Kamis (8/12), Xi bertemu dengan Raja Salman dan Pangeran Mohammed bin Salman. Mereka menyepakati ragam perjanjian, mulai dari pengembangan energi hidrogen hingga perumahan, tanpa merinci lebih jelas.

Agenda pertemuan pada Jumat akan melibatkan enam negara Dewan Kerja Sama Teluk (GCC) dan sejumlah negara Arab lain dalam KTT Arab-Cina yang digelar terpisah.

Presiden Mesir, Abdel Fattah al-Sisi dan Presiden Tunisia, Kais Saied, termasuk kepala negara yang sudah tiba sejak Kamis. Adapun Qatar, Lebanon, Irak dan sejumlah negara lain melengkapi undangan tuan rumah di Riyadh.

Diversifikasi diplomasi dan ekonomi 

"Cina akan bekerja sama dengan Arab Saudi dan negara-negara Arab untuk menjadikan kedua KTT sebagai sebuah pencapaian besar dalam sejarah hubungan Cina dan Arab atau Cina dan GCC,” kata Xi, Kamis (8/12) kemarin, dalam sebuah pernyataan yang disiarkan stasiun televisi pemerintah, CCTV.

Negara-negara Teluk sejatinya adalah sekutu lama Amerika Serikat. Kemesraan baru dengan Cina sebabnya dianggap sebagai pergeseran haluan ke Asia, antara lain demi diversifikasi ekonomi yang masih ditopang sektor energi.

Cina di pihak lain berusaha memperluas pengaruhnya. Beijing misalnya seringkali mengaitkan kedekatan diplomasi dengan proyek infrastruktur raksasa seperti Belt and Road Initiative, yang kini digarap di 149 negara di dunia.

○ ○ ○

Daftar tugas:
[1] Jawab pertanyaan berikut dari cuplikan halaman:
(a) Dengan siapa Xi bertemu pada Kamis (8/12)?
(b) Berapa negara Dewan Kerja Sama Teluk (GCC) yang dilibatkan dalam agenda pertemuan hari Jumat?
(c) Di berapa negara Belt and Road Initiative kini digarap?
[2] Ketik ulang bagian cuplikan halaman mulai dari "Diversifikasi diplomasi dan" sampai dengan "ditopang sektor energi.", tanpa mengubah satu huruf pun.
Jawablah hanya berdasarkan isi cuplikan halaman di atas.

Cuplikan data:
○ ○ ○

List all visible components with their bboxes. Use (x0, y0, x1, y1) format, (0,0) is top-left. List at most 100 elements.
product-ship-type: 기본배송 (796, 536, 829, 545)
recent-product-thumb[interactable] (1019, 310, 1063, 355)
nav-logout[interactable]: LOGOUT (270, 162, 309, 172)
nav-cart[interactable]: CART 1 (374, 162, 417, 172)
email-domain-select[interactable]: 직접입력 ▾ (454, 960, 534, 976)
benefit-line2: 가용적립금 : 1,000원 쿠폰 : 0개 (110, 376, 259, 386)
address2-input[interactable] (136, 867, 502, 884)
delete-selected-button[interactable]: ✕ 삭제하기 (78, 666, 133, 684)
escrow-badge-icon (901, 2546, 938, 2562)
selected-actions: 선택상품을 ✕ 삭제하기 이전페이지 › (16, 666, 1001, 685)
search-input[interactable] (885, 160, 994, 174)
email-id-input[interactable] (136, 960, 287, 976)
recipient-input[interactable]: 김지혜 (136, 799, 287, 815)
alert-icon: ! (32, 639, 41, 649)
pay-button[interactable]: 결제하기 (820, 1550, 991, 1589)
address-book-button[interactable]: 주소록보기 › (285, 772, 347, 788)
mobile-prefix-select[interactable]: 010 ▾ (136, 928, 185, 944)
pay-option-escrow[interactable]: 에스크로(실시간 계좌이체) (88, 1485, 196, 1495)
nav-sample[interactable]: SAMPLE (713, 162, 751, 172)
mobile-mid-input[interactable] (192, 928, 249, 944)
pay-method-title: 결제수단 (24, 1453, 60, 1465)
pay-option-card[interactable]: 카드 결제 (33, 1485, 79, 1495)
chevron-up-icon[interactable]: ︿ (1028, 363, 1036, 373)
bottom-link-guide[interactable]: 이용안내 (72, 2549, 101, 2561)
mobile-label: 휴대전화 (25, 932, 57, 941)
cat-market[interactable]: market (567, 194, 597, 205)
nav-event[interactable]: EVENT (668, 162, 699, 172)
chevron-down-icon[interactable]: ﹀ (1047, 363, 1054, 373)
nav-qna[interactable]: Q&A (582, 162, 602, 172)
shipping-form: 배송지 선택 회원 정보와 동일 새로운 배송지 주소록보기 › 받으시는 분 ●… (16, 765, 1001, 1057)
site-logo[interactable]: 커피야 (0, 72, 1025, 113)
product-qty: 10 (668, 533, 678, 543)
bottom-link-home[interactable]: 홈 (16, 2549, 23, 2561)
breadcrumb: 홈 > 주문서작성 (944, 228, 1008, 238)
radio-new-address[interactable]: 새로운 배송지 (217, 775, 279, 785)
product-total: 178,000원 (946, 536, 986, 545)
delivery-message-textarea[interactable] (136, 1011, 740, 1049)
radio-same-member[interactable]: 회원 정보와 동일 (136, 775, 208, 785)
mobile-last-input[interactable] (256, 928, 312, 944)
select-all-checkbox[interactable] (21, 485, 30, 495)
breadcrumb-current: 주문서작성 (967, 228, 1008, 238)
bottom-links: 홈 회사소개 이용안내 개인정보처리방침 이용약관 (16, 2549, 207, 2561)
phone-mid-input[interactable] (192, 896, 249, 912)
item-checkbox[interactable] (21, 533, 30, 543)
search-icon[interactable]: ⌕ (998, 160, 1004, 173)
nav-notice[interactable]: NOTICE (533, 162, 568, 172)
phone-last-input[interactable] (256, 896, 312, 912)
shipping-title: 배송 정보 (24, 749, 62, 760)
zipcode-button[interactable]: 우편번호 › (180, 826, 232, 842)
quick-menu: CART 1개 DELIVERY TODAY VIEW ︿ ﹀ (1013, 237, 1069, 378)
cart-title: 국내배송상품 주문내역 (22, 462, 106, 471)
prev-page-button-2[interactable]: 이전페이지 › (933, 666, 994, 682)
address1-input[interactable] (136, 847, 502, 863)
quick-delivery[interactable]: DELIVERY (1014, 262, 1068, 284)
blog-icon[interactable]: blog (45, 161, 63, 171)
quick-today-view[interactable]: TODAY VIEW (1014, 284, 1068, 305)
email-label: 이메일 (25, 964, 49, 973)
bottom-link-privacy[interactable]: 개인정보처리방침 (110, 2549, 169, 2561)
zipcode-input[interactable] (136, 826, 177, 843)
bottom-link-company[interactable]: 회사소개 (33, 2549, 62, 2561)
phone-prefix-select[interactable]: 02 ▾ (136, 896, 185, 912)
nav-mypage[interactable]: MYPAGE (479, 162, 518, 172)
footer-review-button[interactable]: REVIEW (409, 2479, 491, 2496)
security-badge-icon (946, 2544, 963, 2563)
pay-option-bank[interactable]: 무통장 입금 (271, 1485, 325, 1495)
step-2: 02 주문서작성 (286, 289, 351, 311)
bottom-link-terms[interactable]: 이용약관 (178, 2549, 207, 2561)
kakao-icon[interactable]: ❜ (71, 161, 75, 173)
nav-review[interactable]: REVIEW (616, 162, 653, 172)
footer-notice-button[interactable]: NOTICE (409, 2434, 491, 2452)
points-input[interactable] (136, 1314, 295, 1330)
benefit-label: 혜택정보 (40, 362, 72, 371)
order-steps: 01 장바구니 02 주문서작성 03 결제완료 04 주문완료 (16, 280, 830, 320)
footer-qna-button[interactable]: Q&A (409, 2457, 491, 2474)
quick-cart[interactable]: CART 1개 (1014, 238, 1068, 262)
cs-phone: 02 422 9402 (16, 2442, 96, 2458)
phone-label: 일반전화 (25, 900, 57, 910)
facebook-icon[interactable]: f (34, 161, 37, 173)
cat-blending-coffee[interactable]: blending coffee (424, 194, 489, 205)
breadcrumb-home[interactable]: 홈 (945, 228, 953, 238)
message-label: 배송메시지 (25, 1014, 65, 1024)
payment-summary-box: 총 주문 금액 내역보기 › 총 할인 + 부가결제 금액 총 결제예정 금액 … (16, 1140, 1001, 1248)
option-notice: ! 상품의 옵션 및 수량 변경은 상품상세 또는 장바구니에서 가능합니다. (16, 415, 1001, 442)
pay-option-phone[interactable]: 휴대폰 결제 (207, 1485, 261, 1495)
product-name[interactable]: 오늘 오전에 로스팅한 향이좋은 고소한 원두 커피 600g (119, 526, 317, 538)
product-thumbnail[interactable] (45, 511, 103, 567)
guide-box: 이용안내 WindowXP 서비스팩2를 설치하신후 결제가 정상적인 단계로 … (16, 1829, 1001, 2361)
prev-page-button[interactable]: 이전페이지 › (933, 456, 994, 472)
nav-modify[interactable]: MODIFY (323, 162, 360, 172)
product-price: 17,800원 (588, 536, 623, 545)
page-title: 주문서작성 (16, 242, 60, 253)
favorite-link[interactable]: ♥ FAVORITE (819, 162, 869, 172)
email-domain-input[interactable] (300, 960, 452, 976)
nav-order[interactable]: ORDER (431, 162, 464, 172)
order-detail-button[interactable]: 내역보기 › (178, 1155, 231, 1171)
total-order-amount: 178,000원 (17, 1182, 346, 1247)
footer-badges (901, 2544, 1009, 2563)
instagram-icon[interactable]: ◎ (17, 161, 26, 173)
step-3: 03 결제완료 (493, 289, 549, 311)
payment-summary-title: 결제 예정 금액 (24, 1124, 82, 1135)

○ ○ ○

Jawaban yang diharapkan:
[1]
(a) Raja Salman dan Pangeran Mohammed bin Salman.
(b) Enam negara.
(c) 149 negara.

[2]
Diversifikasi diplomasi dan ekonomi 

"Cina akan bekerja sama dengan Arab Saudi dan negara-negara Arab untuk menjadikan kedua KTT sebagai sebuah pencapaian besar dalam sejarah hubungan Cina dan Arab atau Cina dan GCC,” kata Xi, Kamis (8/12) kemarin, dalam sebuah pernyataan yang disiarkan stasiun televisi pemerintah, CCTV.

Negara-negara Teluk sejatinya adalah sekutu lama Amerika Serikat. Kemesraan baru dengan Cina sebabnya dianggap sebagai pergeseran haluan ke Asia, antara lain demi diversifikasi ekonomi yang masih ditopang sektor energi.